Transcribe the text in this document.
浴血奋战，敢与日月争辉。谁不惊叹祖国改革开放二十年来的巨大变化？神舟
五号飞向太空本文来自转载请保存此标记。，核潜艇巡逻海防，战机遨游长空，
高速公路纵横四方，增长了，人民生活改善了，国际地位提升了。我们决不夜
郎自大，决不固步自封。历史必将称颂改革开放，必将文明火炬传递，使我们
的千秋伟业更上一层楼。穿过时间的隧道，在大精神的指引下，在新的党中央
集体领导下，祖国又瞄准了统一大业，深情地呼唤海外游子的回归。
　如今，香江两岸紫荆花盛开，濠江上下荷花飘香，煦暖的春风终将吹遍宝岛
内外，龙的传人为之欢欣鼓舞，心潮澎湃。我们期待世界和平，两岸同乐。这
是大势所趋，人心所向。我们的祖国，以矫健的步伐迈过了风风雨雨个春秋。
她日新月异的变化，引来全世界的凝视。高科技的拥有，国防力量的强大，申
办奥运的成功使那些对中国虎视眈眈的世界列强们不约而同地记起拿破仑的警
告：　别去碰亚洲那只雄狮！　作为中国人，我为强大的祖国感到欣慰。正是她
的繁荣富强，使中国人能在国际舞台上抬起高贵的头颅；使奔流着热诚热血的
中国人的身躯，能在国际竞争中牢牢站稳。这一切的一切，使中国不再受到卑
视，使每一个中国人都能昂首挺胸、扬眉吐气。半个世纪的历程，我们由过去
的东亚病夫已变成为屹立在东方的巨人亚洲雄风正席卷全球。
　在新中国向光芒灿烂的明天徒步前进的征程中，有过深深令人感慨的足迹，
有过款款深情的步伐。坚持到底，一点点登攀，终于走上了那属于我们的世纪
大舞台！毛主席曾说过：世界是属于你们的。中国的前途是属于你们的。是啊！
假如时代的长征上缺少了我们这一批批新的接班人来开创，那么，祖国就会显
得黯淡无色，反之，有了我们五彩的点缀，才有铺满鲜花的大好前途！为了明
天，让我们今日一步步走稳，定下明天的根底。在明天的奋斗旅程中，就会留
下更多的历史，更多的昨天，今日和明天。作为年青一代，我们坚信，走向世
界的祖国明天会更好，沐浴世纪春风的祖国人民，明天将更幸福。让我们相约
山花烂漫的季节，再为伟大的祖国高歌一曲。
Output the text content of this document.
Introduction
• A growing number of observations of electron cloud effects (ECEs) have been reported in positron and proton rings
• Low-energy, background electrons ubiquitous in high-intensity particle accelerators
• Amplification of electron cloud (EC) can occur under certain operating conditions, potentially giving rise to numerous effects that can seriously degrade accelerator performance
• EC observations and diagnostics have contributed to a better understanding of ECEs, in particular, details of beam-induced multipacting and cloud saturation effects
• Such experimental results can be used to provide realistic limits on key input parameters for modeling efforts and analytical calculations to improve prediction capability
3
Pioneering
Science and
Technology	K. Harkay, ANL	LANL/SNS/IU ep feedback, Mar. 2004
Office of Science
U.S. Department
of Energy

##########

**Aim of the task:**
Copy the records above exactly as they appear.

**Response below:**
Transcribe the text in this document.
浴血奋战，敢与日月争辉。谁不惊叹祖国改革开放二十年来的巨大变化？神舟
五号飞向太空本文来自转载请保存此标记。，核潜艇巡逻海防，战机遨游长空，
高速公路纵横四方，增长了，人民生活改善了，国际地位提升了。我们决不夜
郎自大，决不固步自封。历史必将称颂改革开放，必将文明火炬传递，使我们
的千秋伟业更上一层楼。穿过时间的隧道，在大精神的指引下，在新的党中央
集体领导下，祖国又瞄准了统一大业，深情地呼唤海外游子的回归。
　如今，香江两岸紫荆花盛开，濠江上下荷花飘香，煦暖的春风终将吹遍宝岛
内外，龙的传人为之欢欣鼓舞，心潮澎湃。我们期待世界和平，两岸同乐。这
是大势所趋，人心所向。我们的祖国，以矫健的步伐迈过了风风雨雨个春秋。
她日新月异的变化，引来全世界的凝视。高科技的拥有，国防力量的强大，申
办奥运的成功使那些对中国虎视眈眈的世界列强们不约而同地记起拿破仑的警
告：　别去碰亚洲那只雄狮！　作为中国人，我为强大的祖国感到欣慰。正是她
的繁荣富强，使中国人能在国际舞台上抬起高贵的头颅；使奔流着热诚热血的
中国人的身躯，能在国际竞争中牢牢站稳。这一切的一切，使中国不再受到卑
视，使每一个中国人都能昂首挺胸、扬眉吐气。半个世纪的历程，我们由过去
的东亚病夫已变成为屹立在东方的巨人亚洲雄风正席卷全球。
　在新中国向光芒灿烂的明天徒步前进的征程中，有过深深令人感慨的足迹，
有过款款深情的步伐。坚持到底，一点点登攀，终于走上了那属于我们的世纪
大舞台！毛主席曾说过：世界是属于你们的。中国的前途是属于你们的。是啊！
假如时代的长征上缺少了我们这一批批新的接班人来开创，那么，祖国就会显
得黯淡无色，反之，有了我们五彩的点缀，才有铺满鲜花的大好前途！为了明
天，让我们今日一步步走稳，定下明天的根底。在明天的奋斗旅程中，就会留
下更多的历史，更多的昨天，今日和明天。作为年青一代，我们坚信，走向世
界的祖国明天会更好，沐浴世纪春风的祖国人民，明天将更幸福。让我们相约
山花烂漫的季节，再为伟大的祖国高歌一曲。
Output the text content of this document.
Introduction
• A growing number of observations of electron cloud effects (ECEs) have been reported in positron and proton rings
• Low-energy, background electrons ubiquitous in high-intensity particle accelerators
• Amplification of electron cloud (EC) can occur under certain operating conditions, potentially giving rise to numerous effects that can seriously degrade accelerator performance
• EC observations and diagnostics have contributed to a better understanding of ECEs, in particular, details of beam-induced multipacting and cloud saturation effects
• Such experimental results can be used to provide realistic limits on key input parameters for modeling efforts and analytical calculations to improve prediction capability
3
Pioneering
Science and
Technology	K. Harkay, ANL	LANL/SNS/IU ep feedback, Mar. 2004
Office of Science
U.S. Department
of Energy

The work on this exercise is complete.